**Written request:**
In your copy, include every line of the listing below exactly but none of the pictures.

**Stored records:**
-*-*-
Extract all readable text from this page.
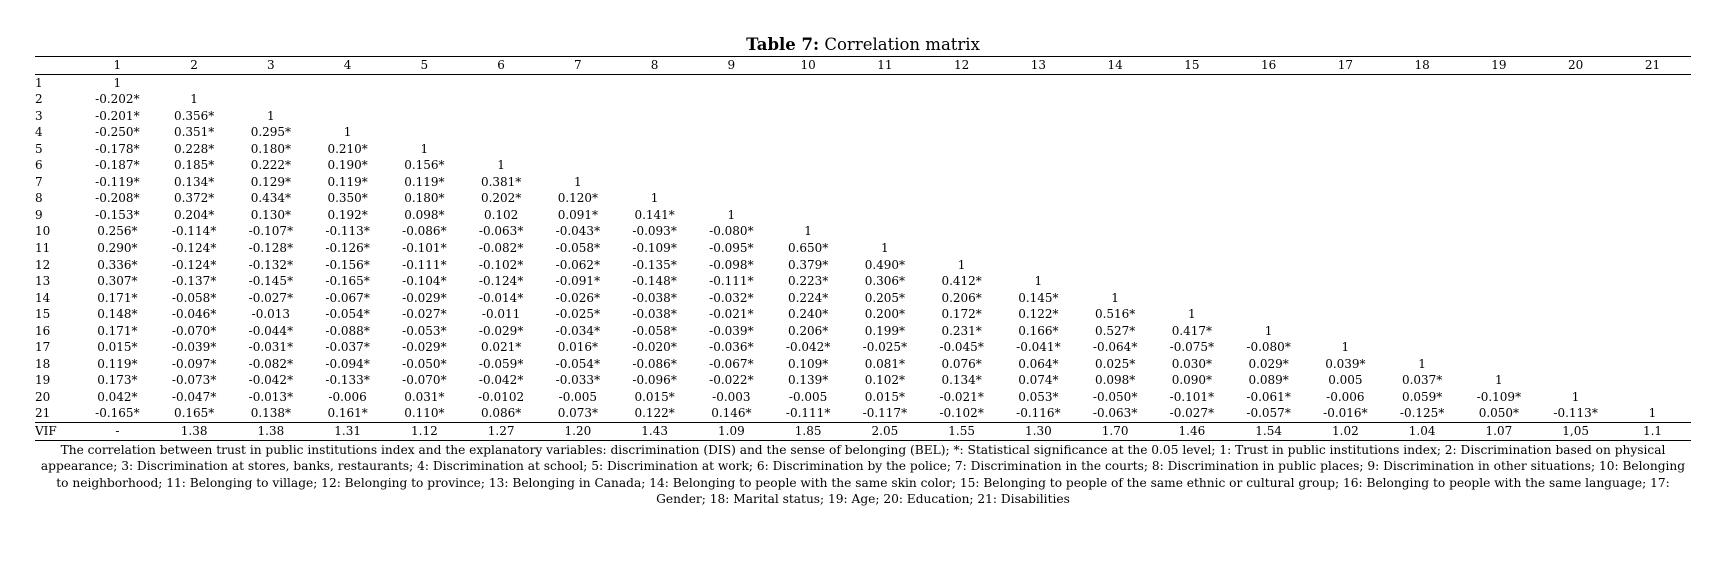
Table 7: Correlation matrix
	1	2	3	4	5	6	7	8	9	10	11	12	13	14	15	16	17	18	19	20	21
1	1																				
2	-0.202*	1																			
3	-0.201*	0.356*	1																		
4	-0.250*	0.351*	0.295*	1																	
5	-0.178*	0.228*	0.180*	0.210*	1																
6	-0.187*	0.185*	0.222*	0.190*	0.156*	1															
7	-0.119*	0.134*	0.129*	0.119*	0.119*	0.381*	1														
8	-0.208*	0.372*	0.434*	0.350*	0.180*	0.202*	0.120*	1													
9	-0.153*	0.204*	0.130*	0.192*	0.098*	0.102	0.091*	0.141*	1												
10	0.256*	-0.114*	-0.107*	-0.113*	-0.086*	-0.063*	-0.043*	-0.093*	-0.080*	1											
11	0.290*	-0.124*	-0.128*	-0.126*	-0.101*	-0.082*	-0.058*	-0.109*	-0.095*	0.650*	1										
12	0.336*	-0.124*	-0.132*	-0.156*	-0.111*	-0.102*	-0.062*	-0.135*	-0.098*	0.379*	0.490*	1									
13	0.307*	-0.137*	-0.145*	-0.165*	-0.104*	-0.124*	-0.091*	-0.148*	-0.111*	0.223*	0.306*	0.412*	1								
14	0.171*	-0.058*	-0.027*	-0.067*	-0.029*	-0.014*	-0.026*	-0.038*	-0.032*	0.224*	0.205*	0.206*	0.145*	1							
15	0.148*	-0.046*	-0.013	-0.054*	-0.027*	-0.011	-0.025*	-0.038*	-0.021*	0.240*	0.200*	0.172*	0.122*	0.516*	1						
16	0.171*	-0.070*	-0.044*	-0.088*	-0.053*	-0.029*	-0.034*	-0.058*	-0.039*	0.206*	0.199*	0.231*	0.166*	0.527*	0.417*	1					
17	0.015*	-0.039*	-0.031*	-0.037*	-0.029*	0.021*	0.016*	-0.020*	-0.036*	-0.042*	-0.025*	-0.045*	-0.041*	-0.064*	-0.075*	-0.080*	1				
18	0.119*	-0.097*	-0.082*	-0.094*	-0.050*	-0.059*	-0.054*	-0.086*	-0.067*	0.109*	0.081*	0.076*	0.064*	0.025*	0.030*	0.029*	0.039*	1			
19	0.173*	-0.073*	-0.042*	-0.133*	-0.070*	-0.042*	-0.033*	-0.096*	-0.022*	0.139*	0.102*	0.134*	0.074*	0.098*	0.090*	0.089*	0.005	0.037*	1		
20	0.042*	-0.047*	-0.013*	-0.006	0.031*	-0.0102	-0.005	0.015*	-0.003	-0.005	0.015*	-0.021*	0.053*	-0.050*	-0.101*	-0.061*	-0.006	0.059*	-0.109*	1	
21	-0.165*	0.165*	0.138*	0.161*	0.110*	0.086*	0.073*	0.122*	0.146*	-0.111*	-0.117*	-0.102*	-0.116*	-0.063*	-0.027*	-0.057*	-0.016*	-0.125*	0.050*	-0.113*	1
VIF	-	1.38	1.38	1.31	1.12	1.27	1.20	1.43	1.09	1.85	2.05	1.55	1.30	1.70	1.46	1.54	1.02	1.04	1.07	1,05	1.1
The correlation between trust in public institutions index and the explanatory variables: discrimination (DIS) and the sense of belonging (BEL); *: Statistical significance at the 0.05 level; 1: Trust in public institutions index; 2: Discrimination based on physical appearance; 3: Discrimination at stores, banks, restaurants; 4: Discrimination at school; 5: Discrimination at work; 6: Discrimination by the police; 7: Discrimination in the courts; 8: Discrimination in public places; 9: Discrimination in other situations; 10: Belonging to neighborhood; 11: Belonging to village; 12: Belonging to province; 13: Belonging in Canada; 14: Belonging to people with the same skin color; 15: Belonging to people of the same ethnic or cultural group; 16: Belonging to people with the same language; 17: Gender; 18: Marital status; 19: Age; 20: Education; 21: Disabilities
-*-*-
**Answer to the task:**
Extract all readable text from this page.
Table 7: Correlation matrix
	1	2	3	4	5	6	7	8	9	10	11	12	13	14	15	16	17	18	19	20	21
1	1																				
2	-0.202*	1																			
3	-0.201*	0.356*	1																		
4	-0.250*	0.351*	0.295*	1																	
5	-0.178*	0.228*	0.180*	0.210*	1																
6	-0.187*	0.185*	0.222*	0.190*	0.156*	1															
7	-0.119*	0.134*	0.129*	0.119*	0.119*	0.381*	1														
8	-0.208*	0.372*	0.434*	0.350*	0.180*	0.202*	0.120*	1													
9	-0.153*	0.204*	0.130*	0.192*	0.098*	0.102	0.091*	0.141*	1												
10	0.256*	-0.114*	-0.107*	-0.113*	-0.086*	-0.063*	-0.043*	-0.093*	-0.080*	1											
11	0.290*	-0.124*	-0.128*	-0.126*	-0.101*	-0.082*	-0.058*	-0.109*	-0.095*	0.650*	1										
12	0.336*	-0.124*	-0.132*	-0.156*	-0.111*	-0.102*	-0.062*	-0.135*	-0.098*	0.379*	0.490*	1									
13	0.307*	-0.137*	-0.145*	-0.165*	-0.104*	-0.124*	-0.091*	-0.148*	-0.111*	0.223*	0.306*	0.412*	1								
14	0.171*	-0.058*	-0.027*	-0.067*	-0.029*	-0.014*	-0.026*	-0.038*	-0.032*	0.224*	0.205*	0.206*	0.145*	1							
15	0.148*	-0.046*	-0.013	-0.054*	-0.027*	-0.011	-0.025*	-0.038*	-0.021*	0.240*	0.200*	0.172*	0.122*	0.516*	1						
16	0.171*	-0.070*	-0.044*	-0.088*	-0.053*	-0.029*	-0.034*	-0.058*	-0.039*	0.206*	0.199*	0.231*	0.166*	0.527*	0.417*	1					
17	0.015*	-0.039*	-0.031*	-0.037*	-0.029*	0.021*	0.016*	-0.020*	-0.036*	-0.042*	-0.025*	-0.045*	-0.041*	-0.064*	-0.075*	-0.080*	1				
18	0.119*	-0.097*	-0.082*	-0.094*	-0.050*	-0.059*	-0.054*	-0.086*	-0.067*	0.109*	0.081*	0.076*	0.064*	0.025*	0.030*	0.029*	0.039*	1			
19	0.173*	-0.073*	-0.042*	-0.133*	-0.070*	-0.042*	-0.033*	-0.096*	-0.022*	0.139*	0.102*	0.134*	0.074*	0.098*	0.090*	0.089*	0.005	0.037*	1		
20	0.042*	-0.047*	-0.013*	-0.006	0.031*	-0.0102	-0.005	0.015*	-0.003	-0.005	0.015*	-0.021*	0.053*	-0.050*	-0.101*	-0.061*	-0.006	0.059*	-0.109*	1	
21	-0.165*	0.165*	0.138*	0.161*	0.110*	0.086*	0.073*	0.122*	0.146*	-0.111*	-0.117*	-0.102*	-0.116*	-0.063*	-0.027*	-0.057*	-0.016*	-0.125*	0.050*	-0.113*	1
VIF	-	1.38	1.38	1.31	1.12	1.27	1.20	1.43	1.09	1.85	2.05	1.55	1.30	1.70	1.46	1.54	1.02	1.04	1.07	1,05	1.1
The correlation between trust in public institutions index and the explanatory variables: discrimination (DIS) and the sense of belonging (BEL); *: Statistical significance at the 0.05 level; 1: Trust in public institutions index; 2: Discrimination based on physical appearance; 3: Discrimination at stores, banks, restaurants; 4: Discrimination at school; 5: Discrimination at work; 6: Discrimination by the police; 7: Discrimination in the courts; 8: Discrimination in public places; 9: Discrimination in other situations; 10: Belonging to neighborhood; 11: Belonging to village; 12: Belonging to province; 13: Belonging in Canada; 14: Belonging to people with the same skin color; 15: Belonging to people of the same ethnic or cultural group; 16: Belonging to people with the same language; 17: Gender; 18: Marital status; 19: Age; 20: Education; 21: Disabilities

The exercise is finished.